INFORMATION SUPPLIED:
=-=-=-=-=
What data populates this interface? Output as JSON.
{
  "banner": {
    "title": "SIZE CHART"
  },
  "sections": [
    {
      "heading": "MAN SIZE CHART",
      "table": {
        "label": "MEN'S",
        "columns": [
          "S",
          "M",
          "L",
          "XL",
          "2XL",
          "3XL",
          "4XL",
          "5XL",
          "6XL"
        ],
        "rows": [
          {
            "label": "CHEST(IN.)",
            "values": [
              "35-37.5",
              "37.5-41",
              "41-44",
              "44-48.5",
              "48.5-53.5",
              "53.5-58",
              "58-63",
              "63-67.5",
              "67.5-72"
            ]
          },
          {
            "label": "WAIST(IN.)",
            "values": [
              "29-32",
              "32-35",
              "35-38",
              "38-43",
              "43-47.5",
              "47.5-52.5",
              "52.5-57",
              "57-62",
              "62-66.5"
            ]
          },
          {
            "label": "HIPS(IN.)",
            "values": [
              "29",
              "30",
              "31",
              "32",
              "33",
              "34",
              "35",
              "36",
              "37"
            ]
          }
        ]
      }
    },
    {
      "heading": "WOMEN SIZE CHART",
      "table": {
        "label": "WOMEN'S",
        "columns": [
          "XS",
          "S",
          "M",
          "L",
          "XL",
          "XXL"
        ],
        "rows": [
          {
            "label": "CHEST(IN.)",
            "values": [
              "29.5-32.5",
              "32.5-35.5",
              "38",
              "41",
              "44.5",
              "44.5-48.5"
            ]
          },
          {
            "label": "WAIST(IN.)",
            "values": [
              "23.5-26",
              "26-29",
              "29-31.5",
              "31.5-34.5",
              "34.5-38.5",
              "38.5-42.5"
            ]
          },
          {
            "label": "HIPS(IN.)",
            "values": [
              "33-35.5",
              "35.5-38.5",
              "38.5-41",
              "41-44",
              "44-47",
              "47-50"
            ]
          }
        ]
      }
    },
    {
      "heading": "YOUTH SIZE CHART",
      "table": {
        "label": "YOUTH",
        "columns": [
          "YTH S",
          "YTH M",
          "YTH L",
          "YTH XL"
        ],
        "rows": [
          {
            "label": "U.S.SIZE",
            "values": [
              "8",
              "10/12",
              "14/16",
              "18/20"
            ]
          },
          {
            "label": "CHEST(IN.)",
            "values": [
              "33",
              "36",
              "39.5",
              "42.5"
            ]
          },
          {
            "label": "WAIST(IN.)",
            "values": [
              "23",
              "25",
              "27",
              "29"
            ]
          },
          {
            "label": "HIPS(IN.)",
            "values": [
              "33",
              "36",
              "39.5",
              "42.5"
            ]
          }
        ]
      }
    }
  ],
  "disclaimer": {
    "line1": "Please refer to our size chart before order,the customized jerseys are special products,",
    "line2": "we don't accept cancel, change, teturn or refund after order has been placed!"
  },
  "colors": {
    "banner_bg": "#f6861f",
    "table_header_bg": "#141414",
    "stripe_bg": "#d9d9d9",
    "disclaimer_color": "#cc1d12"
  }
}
=-=-=-=-=
WHAT YOU SHOULD DO: Reproduce every entry shown above, precisely as it stands.

FINAL ANSWER:
What data populates this interface? Output as JSON.
{
  "banner": {
    "title": "SIZE CHART"
  },
  "sections": [
    {
      "heading": "MAN SIZE CHART",
      "table": {
        "label": "MEN'S",
        "columns": [
          "S",
          "M",
          "L",
          "XL",
          "2XL",
          "3XL",
          "4XL",
          "5XL",
          "6XL"
        ],
        "rows": [
          {
            "label": "CHEST(IN.)",
            "values": [
              "35-37.5",
              "37.5-41",
              "41-44",
              "44-48.5",
              "48.5-53.5",
              "53.5-58",
              "58-63",
              "63-67.5",
              "67.5-72"
            ]
          },
          {
            "label": "WAIST(IN.)",
            "values": [
              "29-32",
              "32-35",
              "35-38",
              "38-43",
              "43-47.5",
              "47.5-52.5",
              "52.5-57",
              "57-62",
              "62-66.5"
            ]
          },
          {
            "label": "HIPS(IN.)",
            "values": [
              "29",
              "30",
              "31",
              "32",
              "33",
              "34",
              "35",
              "36",
              "37"
            ]
          }
        ]
      }
    },
    {
      "heading": "WOMEN SIZE CHART",
      "table": {
        "label": "WOMEN'S",
        "columns": [
          "XS",
          "S",
          "M",
          "L",
          "XL",
          "XXL"
        ],
        "rows": [
          {
            "label": "CHEST(IN.)",
            "values": [
              "29.5-32.5",
              "32.5-35.5",
              "38",
              "41",
              "44.5",
              "44.5-48.5"
            ]
          },
          {
            "label": "WAIST(IN.)",
            "values": [
              "23.5-26",
              "26-29",
              "29-31.5",
              "31.5-34.5",
              "34.5-38.5",
              "38.5-42.5"
            ]
          },
          {
            "label": "HIPS(IN.)",
            "values": [
              "33-35.5",
              "35.5-38.5",
              "38.5-41",
              "41-44",
              "44-47",
              "47-50"
            ]
          }
        ]
      }
    },
    {
      "heading": "YOUTH SIZE CHART",
      "table": {
        "label": "YOUTH",
        "columns": [
          "YTH S",
          "YTH M",
          "YTH L",
          "YTH XL"
        ],
        "rows": [
          {
            "label": "U.S.SIZE",
            "values": [
              "8",
              "10/12",
              "14/16",
              "18/20"
            ]
          },
          {
            "label": "CHEST(IN.)",
            "values": [
              "33",
              "36",
              "39.5",
              "42.5"
            ]
          },
          {
            "label": "WAIST(IN.)",
            "values": [
              "23",
              "25",
              "27",
              "29"
            ]
          },
          {
            "label": "HIPS(IN.)",
            "values": [
              "33",
              "36",
              "39.5",
              "42.5"
            ]
          }
        ]
      }
    }
  ],
  "disclaimer": {
    "line1": "Please refer to our size chart before order,the customized jerseys are special products,",
    "line2": "we don't accept cancel, change, teturn or refund after order has been placed!"
  },
  "colors": {
    "banner_bg": "#f6861f",
    "table_header_bg": "#141414",
    "stripe_bg": "#d9d9d9",
    "disclaimer_color": "#cc1d12"
  }
}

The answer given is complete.